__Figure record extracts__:
====

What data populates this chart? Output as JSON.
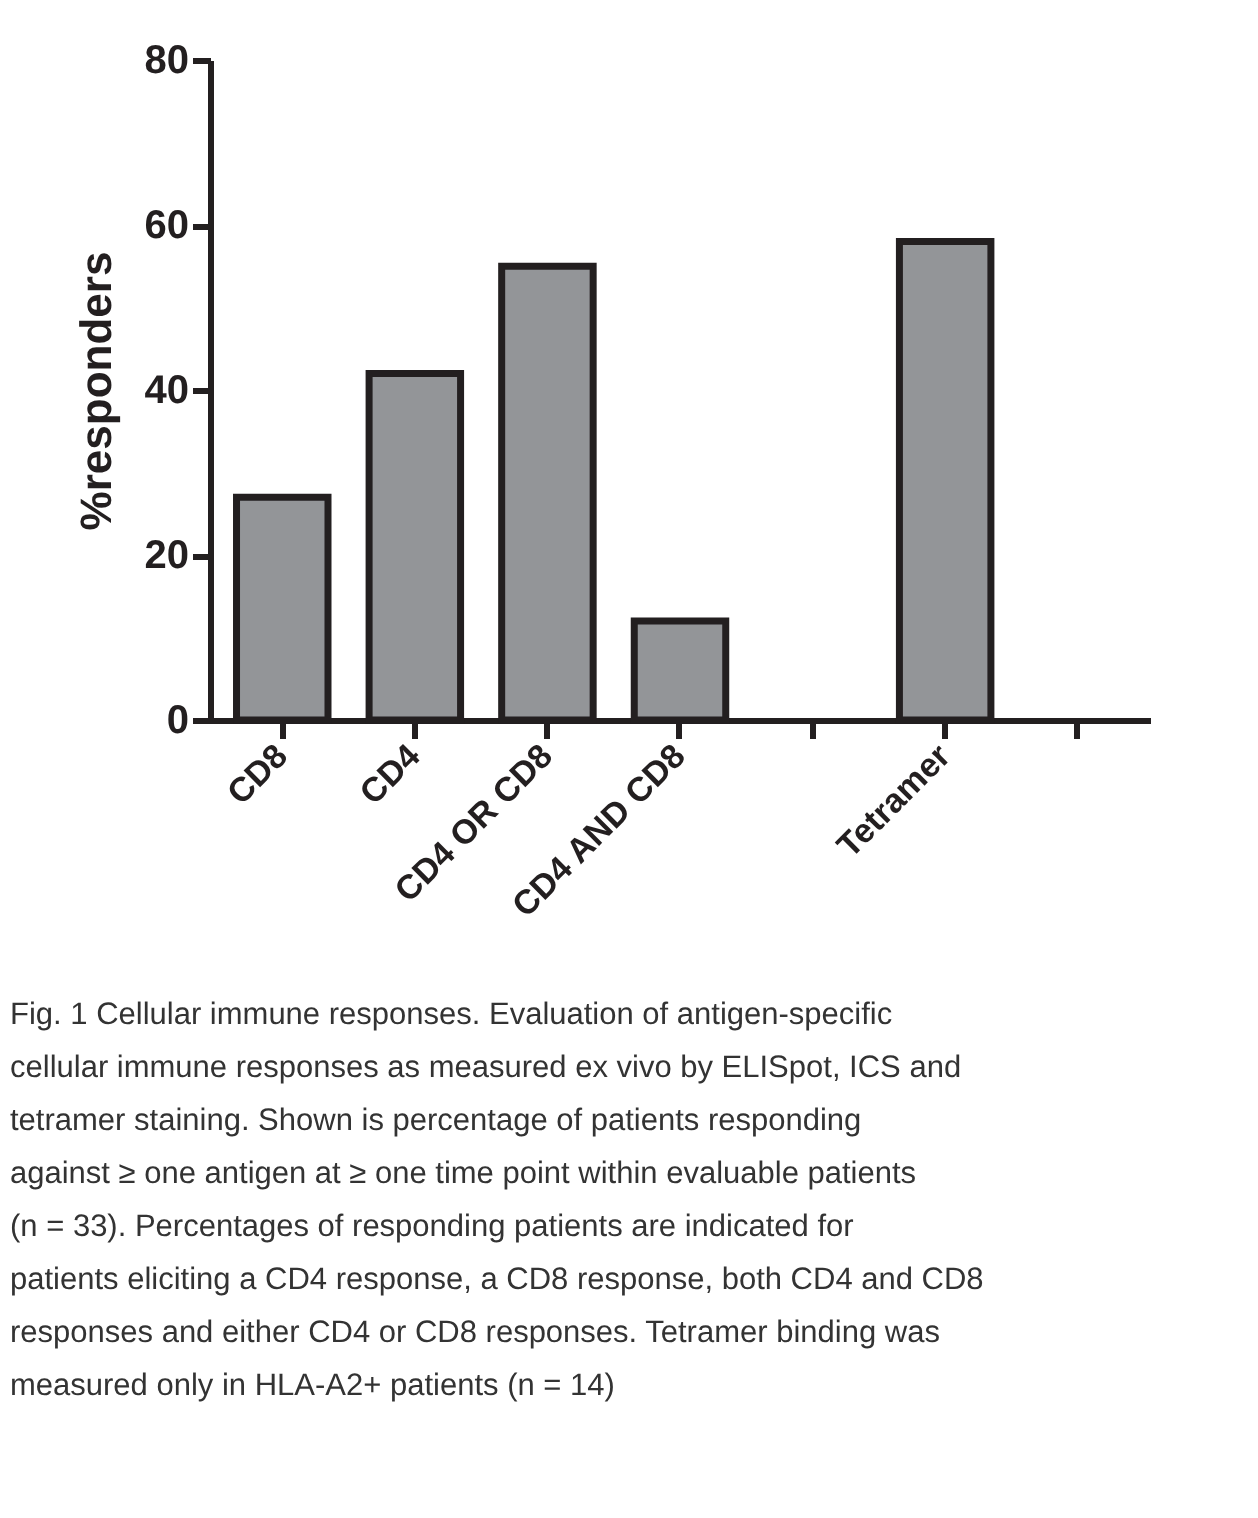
{
  "chart_data": {
    "type": "bar",
    "ylabel": "%responders",
    "categories": [
      "CD8",
      "CD4",
      "CD4 OR CD8",
      "CD4 AND CD8",
      null,
      "Tetramer",
      null
    ],
    "values": [
      27,
      42,
      55,
      12,
      null,
      58,
      null
    ],
    "colors": [
      "#939598",
      "#939598",
      "#939598",
      "#939598",
      "#939598",
      "#939598",
      "#939598"
    ],
    "ylim": [
      0,
      80
    ],
    "yticks": [
      0,
      20,
      40,
      60,
      80
    ],
    "grid": false,
    "annotations": [
      "Fig. 1 Cellular immune responses. Evaluation of antigen-specific cellular immune responses as measured ex vivo by ELISpot, ICS and tetramer staining. Shown is percentage of patients responding against ≥ one antigen at ≥ one time point within evaluable patients (n = 33). Percentages of responding patients are indicated for patients eliciting a CD4 response, a CD8 response, both CD4 and CD8 responses and either CD4 or CD8 responses. Tetramer binding was measured only in HLA-A2+ patients (n = 14)"
    ]
  }
}
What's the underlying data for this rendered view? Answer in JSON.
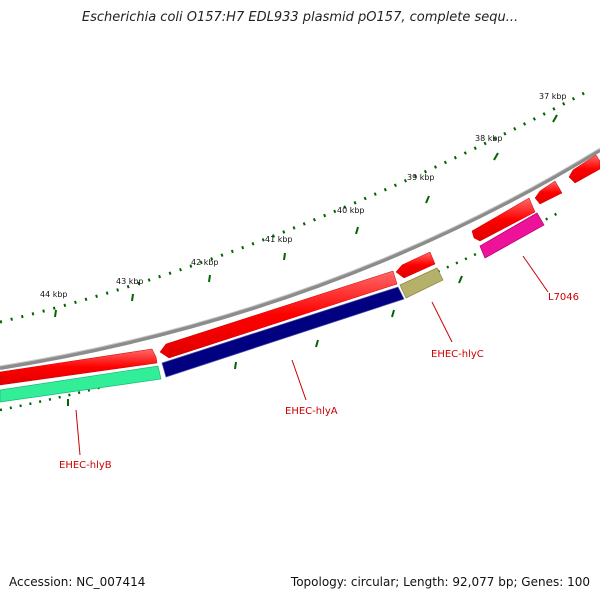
{
  "title": "Escherichia coli O157:H7 EDL933 plasmid pO157, complete sequ...",
  "ruler": {
    "tick_labels": [
      "37 kbp",
      "38 kbp",
      "39 kbp",
      "40 kbp",
      "41 kbp",
      "42 kbp",
      "43 kbp",
      "44 kbp"
    ]
  },
  "genes": [
    {
      "name": "EHEC-hlyB",
      "color": "#33ee99"
    },
    {
      "name": "EHEC-hlyA",
      "color": "#000080"
    },
    {
      "name": "EHEC-hlyC",
      "color": "#b5b06a"
    },
    {
      "name": "L7046",
      "color": "#ee1199"
    }
  ],
  "colors": {
    "backbone": "#8c8c8c",
    "cds_forward": "#ff0000",
    "tick": "#006400",
    "label": "#cc0000"
  },
  "footer": {
    "accession": "Accession: NC_007414",
    "stats": "Topology: circular; Length: 92,077 bp; Genes: 100"
  }
}
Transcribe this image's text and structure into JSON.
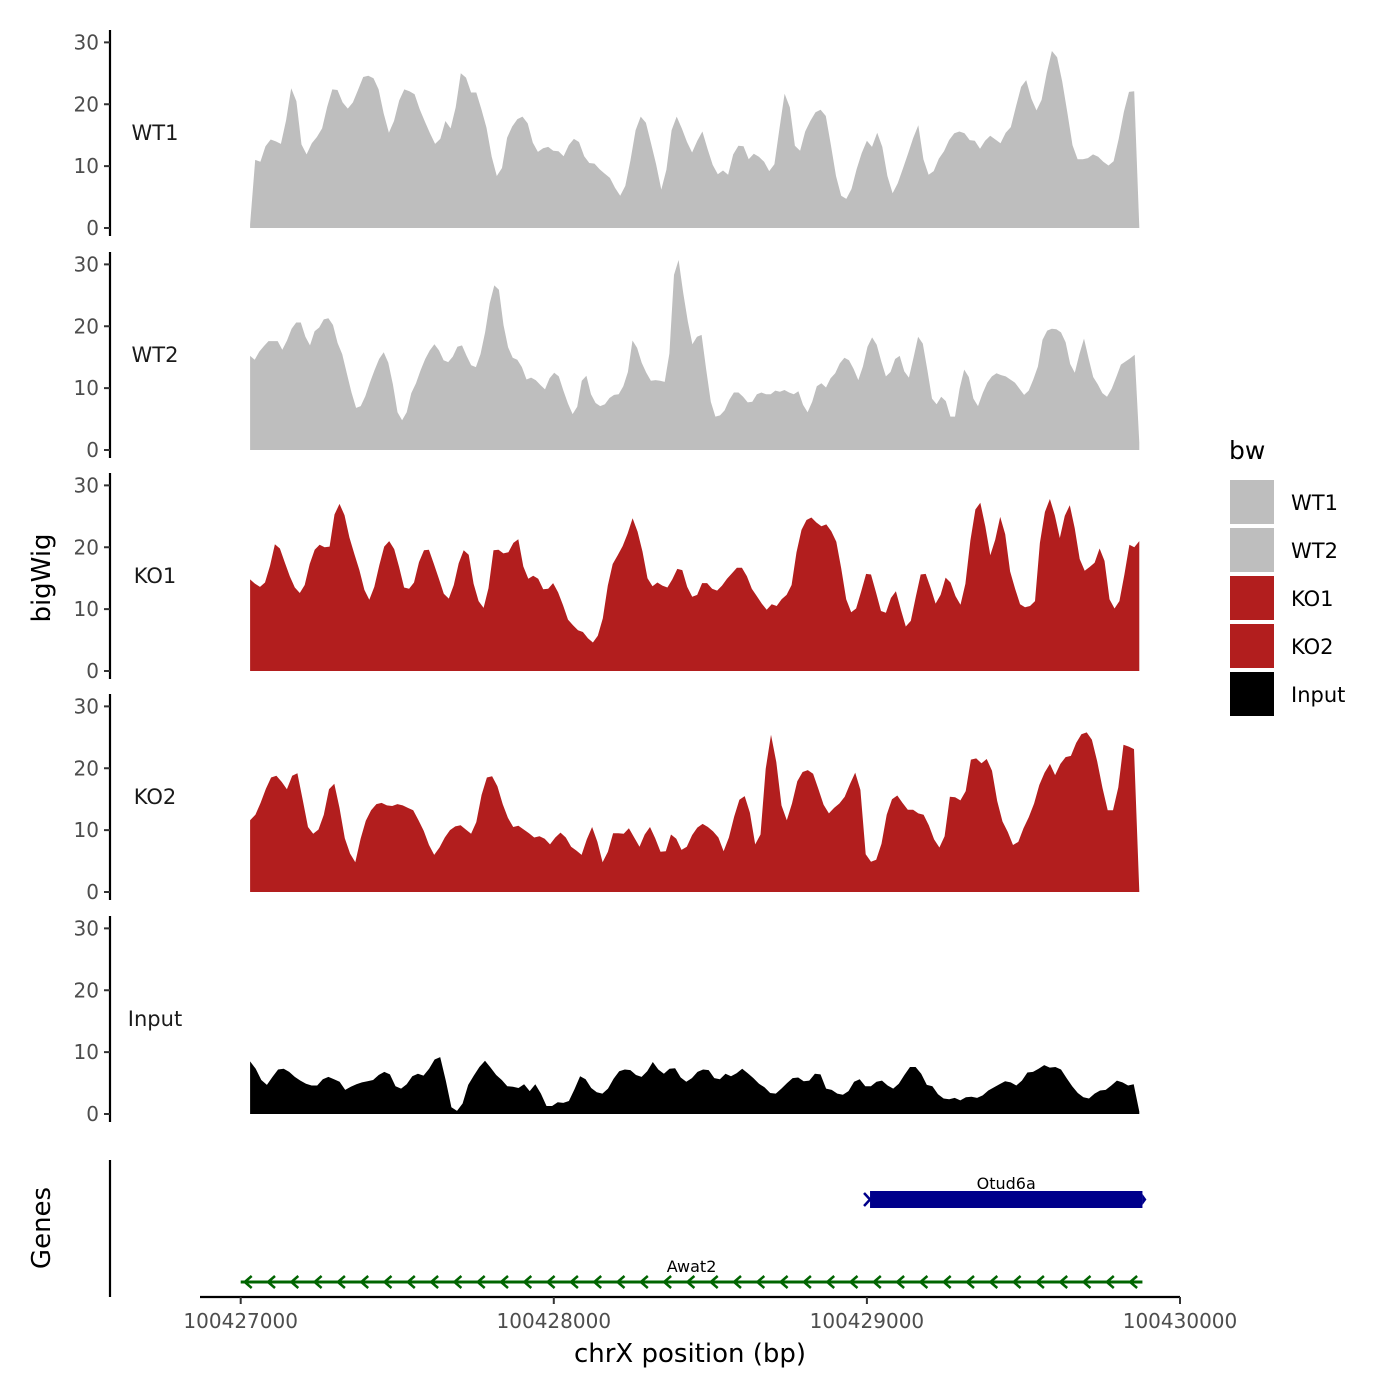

====

__Work to complete__: Where a line in the records above contains the word "What", include it in the count; state the total and nothing more.

__Exercise result__: 2